** START RAW RECORDS **
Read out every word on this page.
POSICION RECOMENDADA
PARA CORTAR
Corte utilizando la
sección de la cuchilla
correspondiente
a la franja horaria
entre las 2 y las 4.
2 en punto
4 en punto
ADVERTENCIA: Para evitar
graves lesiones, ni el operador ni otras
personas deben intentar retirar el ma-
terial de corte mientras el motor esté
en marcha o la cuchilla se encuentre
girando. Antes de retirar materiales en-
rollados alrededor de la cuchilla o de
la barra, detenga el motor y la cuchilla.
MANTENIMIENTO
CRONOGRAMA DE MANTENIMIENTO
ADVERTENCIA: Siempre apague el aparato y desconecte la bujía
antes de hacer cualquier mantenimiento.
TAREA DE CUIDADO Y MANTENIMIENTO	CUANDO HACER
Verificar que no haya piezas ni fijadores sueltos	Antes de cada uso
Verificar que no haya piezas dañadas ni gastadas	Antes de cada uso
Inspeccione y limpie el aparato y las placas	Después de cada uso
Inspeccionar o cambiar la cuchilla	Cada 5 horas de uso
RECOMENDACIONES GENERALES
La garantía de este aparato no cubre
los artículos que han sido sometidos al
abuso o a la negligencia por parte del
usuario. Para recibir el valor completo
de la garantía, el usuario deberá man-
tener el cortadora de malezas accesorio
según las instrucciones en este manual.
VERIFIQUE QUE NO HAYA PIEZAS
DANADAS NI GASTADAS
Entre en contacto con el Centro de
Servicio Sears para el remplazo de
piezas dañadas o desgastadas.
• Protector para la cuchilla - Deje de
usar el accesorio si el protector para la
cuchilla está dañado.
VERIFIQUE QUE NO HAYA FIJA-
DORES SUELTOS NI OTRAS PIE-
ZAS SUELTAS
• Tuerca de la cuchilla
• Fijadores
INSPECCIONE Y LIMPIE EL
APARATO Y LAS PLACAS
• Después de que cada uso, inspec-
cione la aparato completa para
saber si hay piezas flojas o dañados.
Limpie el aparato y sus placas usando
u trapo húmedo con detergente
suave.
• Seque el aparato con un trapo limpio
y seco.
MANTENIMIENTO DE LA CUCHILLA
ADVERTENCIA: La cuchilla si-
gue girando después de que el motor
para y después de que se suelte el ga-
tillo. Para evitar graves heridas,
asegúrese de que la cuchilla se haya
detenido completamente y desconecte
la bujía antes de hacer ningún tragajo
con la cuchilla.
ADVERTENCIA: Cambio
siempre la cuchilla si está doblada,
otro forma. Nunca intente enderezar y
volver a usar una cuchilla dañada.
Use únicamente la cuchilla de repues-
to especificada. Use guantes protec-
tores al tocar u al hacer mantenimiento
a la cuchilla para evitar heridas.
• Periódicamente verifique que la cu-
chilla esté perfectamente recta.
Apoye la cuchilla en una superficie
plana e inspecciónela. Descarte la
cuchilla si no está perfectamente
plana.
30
** END RAW RECORDS **
WHAT NEEDS TO BE DONE:
For each line in the data above that contains the string "accesorio", extract the line.

PROBLEM SOLUTION:
tener el cortadora de malezas accesorio
usar el accesorio si el protector para la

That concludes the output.